(Job)
Print out every record exactly as it appears.

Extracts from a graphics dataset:
** Begin **

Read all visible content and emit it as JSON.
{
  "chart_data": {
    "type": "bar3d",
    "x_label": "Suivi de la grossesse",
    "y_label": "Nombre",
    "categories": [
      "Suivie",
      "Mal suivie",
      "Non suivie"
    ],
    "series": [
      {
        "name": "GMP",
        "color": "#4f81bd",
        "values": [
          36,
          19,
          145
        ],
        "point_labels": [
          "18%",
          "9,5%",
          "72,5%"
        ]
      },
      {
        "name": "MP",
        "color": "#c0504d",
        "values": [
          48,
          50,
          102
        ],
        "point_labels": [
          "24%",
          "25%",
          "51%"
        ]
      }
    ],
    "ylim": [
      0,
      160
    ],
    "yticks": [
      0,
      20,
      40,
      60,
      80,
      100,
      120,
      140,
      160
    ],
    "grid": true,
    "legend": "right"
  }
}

** End **

(Solution for this problem)
Read all visible content and emit it as JSON.
{
  "chart_data": {
    "type": "bar3d",
    "x_label": "Suivi de la grossesse",
    "y_label": "Nombre",
    "categories": [
      "Suivie",
      "Mal suivie",
      "Non suivie"
    ],
    "series": [
      {
        "name": "GMP",
        "color": "#4f81bd",
        "values": [
          36,
          19,
          145
        ],
        "point_labels": [
          "18%",
          "9,5%",
          "72,5%"
        ]
      },
      {
        "name": "MP",
        "color": "#c0504d",
        "values": [
          48,
          50,
          102
        ],
        "point_labels": [
          "24%",
          "25%",
          "51%"
        ]
      }
    ],
    "ylim": [
      0,
      160
    ],
    "yticks": [
      0,
      20,
      40,
      60,
      80,
      100,
      120,
      140,
      160
    ],
    "grid": true,
    "legend": "right"
  }
}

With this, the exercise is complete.